— start of RECORDS FOR THE EXERCISE —
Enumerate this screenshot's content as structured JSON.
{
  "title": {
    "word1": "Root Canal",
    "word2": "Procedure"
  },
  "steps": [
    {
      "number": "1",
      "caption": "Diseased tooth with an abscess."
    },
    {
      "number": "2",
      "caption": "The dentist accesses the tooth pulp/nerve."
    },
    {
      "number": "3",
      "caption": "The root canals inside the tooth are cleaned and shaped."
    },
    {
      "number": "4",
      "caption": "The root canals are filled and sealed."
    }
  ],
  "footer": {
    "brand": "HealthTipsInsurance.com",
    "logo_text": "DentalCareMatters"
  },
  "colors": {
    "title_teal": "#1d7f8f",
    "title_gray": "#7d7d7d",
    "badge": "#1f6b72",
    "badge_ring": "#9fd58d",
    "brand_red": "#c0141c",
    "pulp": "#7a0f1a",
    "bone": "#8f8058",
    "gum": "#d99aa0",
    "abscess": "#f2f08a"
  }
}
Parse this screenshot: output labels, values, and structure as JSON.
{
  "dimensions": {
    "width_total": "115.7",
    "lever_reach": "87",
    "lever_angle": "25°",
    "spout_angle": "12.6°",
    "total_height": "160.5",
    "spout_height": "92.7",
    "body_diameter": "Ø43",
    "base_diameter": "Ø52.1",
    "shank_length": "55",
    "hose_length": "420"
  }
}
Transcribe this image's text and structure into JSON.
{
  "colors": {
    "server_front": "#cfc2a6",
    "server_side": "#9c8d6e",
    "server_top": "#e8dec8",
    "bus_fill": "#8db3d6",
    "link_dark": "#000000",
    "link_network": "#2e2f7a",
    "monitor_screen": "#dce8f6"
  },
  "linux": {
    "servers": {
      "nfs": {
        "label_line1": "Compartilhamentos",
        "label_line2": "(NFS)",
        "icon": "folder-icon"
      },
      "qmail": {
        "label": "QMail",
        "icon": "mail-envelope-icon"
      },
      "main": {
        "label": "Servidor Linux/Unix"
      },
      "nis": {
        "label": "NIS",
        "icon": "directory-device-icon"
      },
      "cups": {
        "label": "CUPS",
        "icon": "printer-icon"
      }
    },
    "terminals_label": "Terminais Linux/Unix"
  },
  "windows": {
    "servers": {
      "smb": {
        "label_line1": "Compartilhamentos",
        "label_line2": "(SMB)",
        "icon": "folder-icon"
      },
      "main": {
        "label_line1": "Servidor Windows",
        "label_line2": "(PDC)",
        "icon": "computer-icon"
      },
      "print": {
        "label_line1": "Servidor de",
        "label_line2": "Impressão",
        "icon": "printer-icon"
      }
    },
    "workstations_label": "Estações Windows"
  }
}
— end of RECORDS FOR THE EXERCISE —
▶ **WHAT TO WORK ON**
Output all of the data again, exactly.

▶ **REPLY**
Enumerate this screenshot's content as structured JSON.
{
  "title": {
    "word1": "Root Canal",
    "word2": "Procedure"
  },
  "steps": [
    {
      "number": "1",
      "caption": "Diseased tooth with an abscess."
    },
    {
      "number": "2",
      "caption": "The dentist accesses the tooth pulp/nerve."
    },
    {
      "number": "3",
      "caption": "The root canals inside the tooth are cleaned and shaped."
    },
    {
      "number": "4",
      "caption": "The root canals are filled and sealed."
    }
  ],
  "footer": {
    "brand": "HealthTipsInsurance.com",
    "logo_text": "DentalCareMatters"
  },
  "colors": {
    "title_teal": "#1d7f8f",
    "title_gray": "#7d7d7d",
    "badge": "#1f6b72",
    "badge_ring": "#9fd58d",
    "brand_red": "#c0141c",
    "pulp": "#7a0f1a",
    "bone": "#8f8058",
    "gum": "#d99aa0",
    "abscess": "#f2f08a"
  }
}
Parse this screenshot: output labels, values, and structure as JSON.
{
  "dimensions": {
    "width_total": "115.7",
    "lever_reach": "87",
    "lever_angle": "25°",
    "spout_angle": "12.6°",
    "total_height": "160.5",
    "spout_height": "92.7",
    "body_diameter": "Ø43",
    "base_diameter": "Ø52.1",
    "shank_length": "55",
    "hose_length": "420"
  }
}
Transcribe this image's text and structure into JSON.
{
  "colors": {
    "server_front": "#cfc2a6",
    "server_side": "#9c8d6e",
    "server_top": "#e8dec8",
    "bus_fill": "#8db3d6",
    "link_dark": "#000000",
    "link_network": "#2e2f7a",
    "monitor_screen": "#dce8f6"
  },
  "linux": {
    "servers": {
      "nfs": {
        "label_line1": "Compartilhamentos",
        "label_line2": "(NFS)",
        "icon": "folder-icon"
      },
      "qmail": {
        "label": "QMail",
        "icon": "mail-envelope-icon"
      },
      "main": {
        "label": "Servidor Linux/Unix"
      },
      "nis": {
        "label": "NIS",
        "icon": "directory-device-icon"
      },
      "cups": {
        "label": "CUPS",
        "icon": "printer-icon"
      }
    },
    "terminals_label": "Terminais Linux/Unix"
  },
  "windows": {
    "servers": {
      "smb": {
        "label_line1": "Compartilhamentos",
        "label_line2": "(SMB)",
        "icon": "folder-icon"
      },
      "main": {
        "label_line1": "Servidor Windows",
        "label_line2": "(PDC)",
        "icon": "computer-icon"
      },
      "print": {
        "label_line1": "Servidor de",
        "label_line2": "Impressão",
        "icon": "printer-icon"
      }
    },
    "workstations_label": "Estações Windows"
  }
}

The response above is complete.